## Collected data

-- START --

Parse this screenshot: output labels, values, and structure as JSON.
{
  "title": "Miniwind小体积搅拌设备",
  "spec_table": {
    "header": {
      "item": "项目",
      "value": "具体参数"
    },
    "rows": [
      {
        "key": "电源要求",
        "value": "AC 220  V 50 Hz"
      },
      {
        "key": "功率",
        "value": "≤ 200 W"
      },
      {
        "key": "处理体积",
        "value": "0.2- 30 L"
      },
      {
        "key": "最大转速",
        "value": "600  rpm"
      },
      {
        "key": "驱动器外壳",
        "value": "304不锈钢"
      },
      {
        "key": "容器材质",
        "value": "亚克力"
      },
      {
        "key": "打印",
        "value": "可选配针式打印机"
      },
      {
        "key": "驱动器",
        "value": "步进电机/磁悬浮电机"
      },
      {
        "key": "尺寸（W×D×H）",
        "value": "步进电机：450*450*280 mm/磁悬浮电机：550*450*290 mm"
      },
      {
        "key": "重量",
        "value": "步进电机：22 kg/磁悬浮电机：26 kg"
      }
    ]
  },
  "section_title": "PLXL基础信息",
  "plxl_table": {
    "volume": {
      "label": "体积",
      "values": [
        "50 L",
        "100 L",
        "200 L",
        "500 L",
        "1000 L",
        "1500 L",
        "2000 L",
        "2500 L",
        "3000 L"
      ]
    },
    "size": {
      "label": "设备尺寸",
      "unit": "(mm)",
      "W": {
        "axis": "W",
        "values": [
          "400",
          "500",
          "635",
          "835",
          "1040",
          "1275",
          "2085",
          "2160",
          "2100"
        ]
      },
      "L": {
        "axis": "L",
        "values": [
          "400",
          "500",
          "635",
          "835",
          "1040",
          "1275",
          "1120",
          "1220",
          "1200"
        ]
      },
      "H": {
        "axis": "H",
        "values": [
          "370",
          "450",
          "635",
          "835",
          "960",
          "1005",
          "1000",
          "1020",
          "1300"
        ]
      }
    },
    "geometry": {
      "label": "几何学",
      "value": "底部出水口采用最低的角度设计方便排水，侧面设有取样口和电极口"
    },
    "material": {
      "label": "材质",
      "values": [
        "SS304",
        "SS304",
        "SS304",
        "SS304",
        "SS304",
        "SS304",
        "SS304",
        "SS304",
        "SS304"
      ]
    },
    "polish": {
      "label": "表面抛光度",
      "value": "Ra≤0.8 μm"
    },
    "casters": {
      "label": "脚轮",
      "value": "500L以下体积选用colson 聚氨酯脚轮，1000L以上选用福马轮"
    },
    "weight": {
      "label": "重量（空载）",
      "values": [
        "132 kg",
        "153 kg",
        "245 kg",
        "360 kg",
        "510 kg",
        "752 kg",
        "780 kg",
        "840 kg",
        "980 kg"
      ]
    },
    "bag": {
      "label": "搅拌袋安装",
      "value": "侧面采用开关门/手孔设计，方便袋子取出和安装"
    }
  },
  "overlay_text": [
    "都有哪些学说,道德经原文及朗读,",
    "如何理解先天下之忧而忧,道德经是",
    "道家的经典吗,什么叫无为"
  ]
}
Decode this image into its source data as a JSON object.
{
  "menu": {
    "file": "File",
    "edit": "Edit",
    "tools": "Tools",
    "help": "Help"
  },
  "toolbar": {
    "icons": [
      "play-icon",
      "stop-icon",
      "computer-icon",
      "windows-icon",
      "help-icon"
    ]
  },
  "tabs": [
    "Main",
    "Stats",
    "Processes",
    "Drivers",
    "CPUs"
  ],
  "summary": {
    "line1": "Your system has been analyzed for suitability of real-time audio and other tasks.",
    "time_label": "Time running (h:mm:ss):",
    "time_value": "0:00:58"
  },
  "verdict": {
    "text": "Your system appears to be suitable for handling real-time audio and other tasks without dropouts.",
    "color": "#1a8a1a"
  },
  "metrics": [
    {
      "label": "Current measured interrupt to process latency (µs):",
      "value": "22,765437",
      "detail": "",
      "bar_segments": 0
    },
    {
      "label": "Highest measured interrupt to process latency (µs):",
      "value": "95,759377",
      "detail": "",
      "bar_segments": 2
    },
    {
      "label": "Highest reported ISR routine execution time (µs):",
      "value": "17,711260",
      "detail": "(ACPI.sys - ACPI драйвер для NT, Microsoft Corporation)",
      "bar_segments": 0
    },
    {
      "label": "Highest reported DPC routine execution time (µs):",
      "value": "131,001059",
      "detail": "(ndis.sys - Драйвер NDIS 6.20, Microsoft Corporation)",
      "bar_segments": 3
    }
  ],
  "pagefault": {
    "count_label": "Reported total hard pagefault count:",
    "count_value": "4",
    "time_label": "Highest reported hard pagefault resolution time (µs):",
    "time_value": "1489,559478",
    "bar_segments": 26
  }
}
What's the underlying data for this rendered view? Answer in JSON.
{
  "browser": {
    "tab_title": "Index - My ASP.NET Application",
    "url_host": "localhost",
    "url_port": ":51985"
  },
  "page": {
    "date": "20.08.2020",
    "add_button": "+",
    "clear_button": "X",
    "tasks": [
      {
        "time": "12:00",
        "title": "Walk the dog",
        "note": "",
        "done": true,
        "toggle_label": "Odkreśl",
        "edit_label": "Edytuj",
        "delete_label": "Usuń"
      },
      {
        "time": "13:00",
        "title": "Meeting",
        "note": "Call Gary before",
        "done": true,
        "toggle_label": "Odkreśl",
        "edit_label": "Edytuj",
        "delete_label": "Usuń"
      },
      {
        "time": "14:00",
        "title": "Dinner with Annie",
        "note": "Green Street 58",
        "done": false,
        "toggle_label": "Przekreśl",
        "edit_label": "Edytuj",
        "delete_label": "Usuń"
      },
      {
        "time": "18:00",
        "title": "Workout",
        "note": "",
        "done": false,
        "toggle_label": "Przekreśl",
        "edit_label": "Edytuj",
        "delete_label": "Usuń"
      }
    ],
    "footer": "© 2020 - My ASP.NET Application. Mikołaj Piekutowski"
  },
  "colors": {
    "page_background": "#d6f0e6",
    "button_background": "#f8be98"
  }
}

-- END --

## AIM
Your task is to output the full set of records exactly as presented.

## OUTPUT FOR THIS EXERCISE
Parse this screenshot: output labels, values, and structure as JSON.
{
  "title": "Miniwind小体积搅拌设备",
  "spec_table": {
    "header": {
      "item": "项目",
      "value": "具体参数"
    },
    "rows": [
      {
        "key": "电源要求",
        "value": "AC 220  V 50 Hz"
      },
      {
        "key": "功率",
        "value": "≤ 200 W"
      },
      {
        "key": "处理体积",
        "value": "0.2- 30 L"
      },
      {
        "key": "最大转速",
        "value": "600  rpm"
      },
      {
        "key": "驱动器外壳",
        "value": "304不锈钢"
      },
      {
        "key": "容器材质",
        "value": "亚克力"
      },
      {
        "key": "打印",
        "value": "可选配针式打印机"
      },
      {
        "key": "驱动器",
        "value": "步进电机/磁悬浮电机"
      },
      {
        "key": "尺寸（W×D×H）",
        "value": "步进电机：450*450*280 mm/磁悬浮电机：550*450*290 mm"
      },
      {
        "key": "重量",
        "value": "步进电机：22 kg/磁悬浮电机：26 kg"
      }
    ]
  },
  "section_title": "PLXL基础信息",
  "plxl_table": {
    "volume": {
      "label": "体积",
      "values": [
        "50 L",
        "100 L",
        "200 L",
        "500 L",
        "1000 L",
        "1500 L",
        "2000 L",
        "2500 L",
        "3000 L"
      ]
    },
    "size": {
      "label": "设备尺寸",
      "unit": "(mm)",
      "W": {
        "axis": "W",
        "values": [
          "400",
          "500",
          "635",
          "835",
          "1040",
          "1275",
          "2085",
          "2160",
          "2100"
        ]
      },
      "L": {
        "axis": "L",
        "values": [
          "400",
          "500",
          "635",
          "835",
          "1040",
          "1275",
          "1120",
          "1220",
          "1200"
        ]
      },
      "H": {
        "axis": "H",
        "values": [
          "370",
          "450",
          "635",
          "835",
          "960",
          "1005",
          "1000",
          "1020",
          "1300"
        ]
      }
    },
    "geometry": {
      "label": "几何学",
      "value": "底部出水口采用最低的角度设计方便排水，侧面设有取样口和电极口"
    },
    "material": {
      "label": "材质",
      "values": [
        "SS304",
        "SS304",
        "SS304",
        "SS304",
        "SS304",
        "SS304",
        "SS304",
        "SS304",
        "SS304"
      ]
    },
    "polish": {
      "label": "表面抛光度",
      "value": "Ra≤0.8 μm"
    },
    "casters": {
      "label": "脚轮",
      "value": "500L以下体积选用colson 聚氨酯脚轮，1000L以上选用福马轮"
    },
    "weight": {
      "label": "重量（空载）",
      "values": [
        "132 kg",
        "153 kg",
        "245 kg",
        "360 kg",
        "510 kg",
        "752 kg",
        "780 kg",
        "840 kg",
        "980 kg"
      ]
    },
    "bag": {
      "label": "搅拌袋安装",
      "value": "侧面采用开关门/手孔设计，方便袋子取出和安装"
    }
  },
  "overlay_text": [
    "都有哪些学说,道德经原文及朗读,",
    "如何理解先天下之忧而忧,道德经是",
    "道家的经典吗,什么叫无为"
  ]
}
Decode this image into its source data as a JSON object.
{
  "menu": {
    "file": "File",
    "edit": "Edit",
    "tools": "Tools",
    "help": "Help"
  },
  "toolbar": {
    "icons": [
      "play-icon",
      "stop-icon",
      "computer-icon",
      "windows-icon",
      "help-icon"
    ]
  },
  "tabs": [
    "Main",
    "Stats",
    "Processes",
    "Drivers",
    "CPUs"
  ],
  "summary": {
    "line1": "Your system has been analyzed for suitability of real-time audio and other tasks.",
    "time_label": "Time running (h:mm:ss):",
    "time_value": "0:00:58"
  },
  "verdict": {
    "text": "Your system appears to be suitable for handling real-time audio and other tasks without dropouts.",
    "color": "#1a8a1a"
  },
  "metrics": [
    {
      "label": "Current measured interrupt to process latency (µs):",
      "value": "22,765437",
      "detail": "",
      "bar_segments": 0
    },
    {
      "label": "Highest measured interrupt to process latency (µs):",
      "value": "95,759377",
      "detail": "",
      "bar_segments": 2
    },
    {
      "label": "Highest reported ISR routine execution time (µs):",
      "value": "17,711260",
      "detail": "(ACPI.sys - ACPI драйвер для NT, Microsoft Corporation)",
      "bar_segments": 0
    },
    {
      "label": "Highest reported DPC routine execution time (µs):",
      "value": "131,001059",
      "detail": "(ndis.sys - Драйвер NDIS 6.20, Microsoft Corporation)",
      "bar_segments": 3
    }
  ],
  "pagefault": {
    "count_label": "Reported total hard pagefault count:",
    "count_value": "4",
    "time_label": "Highest reported hard pagefault resolution time (µs):",
    "time_value": "1489,559478",
    "bar_segments": 26
  }
}
What's the underlying data for this rendered view? Answer in JSON.
{
  "browser": {
    "tab_title": "Index - My ASP.NET Application",
    "url_host": "localhost",
    "url_port": ":51985"
  },
  "page": {
    "date": "20.08.2020",
    "add_button": "+",
    "clear_button": "X",
    "tasks": [
      {
        "time": "12:00",
        "title": "Walk the dog",
        "note": "",
        "done": true,
        "toggle_label": "Odkreśl",
        "edit_label": "Edytuj",
        "delete_label": "Usuń"
      },
      {
        "time": "13:00",
        "title": "Meeting",
        "note": "Call Gary before",
        "done": true,
        "toggle_label": "Odkreśl",
        "edit_label": "Edytuj",
        "delete_label": "Usuń"
      },
      {
        "time": "14:00",
        "title": "Dinner with Annie",
        "note": "Green Street 58",
        "done": false,
        "toggle_label": "Przekreśl",
        "edit_label": "Edytuj",
        "delete_label": "Usuń"
      },
      {
        "time": "18:00",
        "title": "Workout",
        "note": "",
        "done": false,
        "toggle_label": "Przekreśl",
        "edit_label": "Edytuj",
        "delete_label": "Usuń"
      }
    ],
    "footer": "© 2020 - My ASP.NET Application. Mikołaj Piekutowski"
  },
  "colors": {
    "page_background": "#d6f0e6",
    "button_background": "#f8be98"
  }
}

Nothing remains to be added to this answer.